## Goal of the exercise
Reproduce the listing exactly, with no pictures in your copy.

## Data rows
▼

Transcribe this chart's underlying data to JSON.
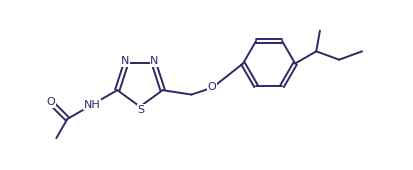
{
  "figsize": [
    4.13,
    1.7
  ],
  "dpi": 100,
  "bg": "#ffffff",
  "bc": "#2d2966",
  "lw": 1.4,
  "fs": 8.0,
  "xlim": [
    -0.15,
    3.55
  ],
  "ylim": [
    -0.05,
    1.45
  ]
}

▲

## Answer to this problem
Transcribe this chart's underlying data to JSON.
{
  "figsize": [
    4.13,
    1.7
  ],
  "dpi": 100,
  "bg": "#ffffff",
  "bc": "#2d2966",
  "lw": 1.4,
  "fs": 8.0,
  "xlim": [
    -0.15,
    3.55
  ],
  "ylim": [
    -0.05,
    1.45
  ]
}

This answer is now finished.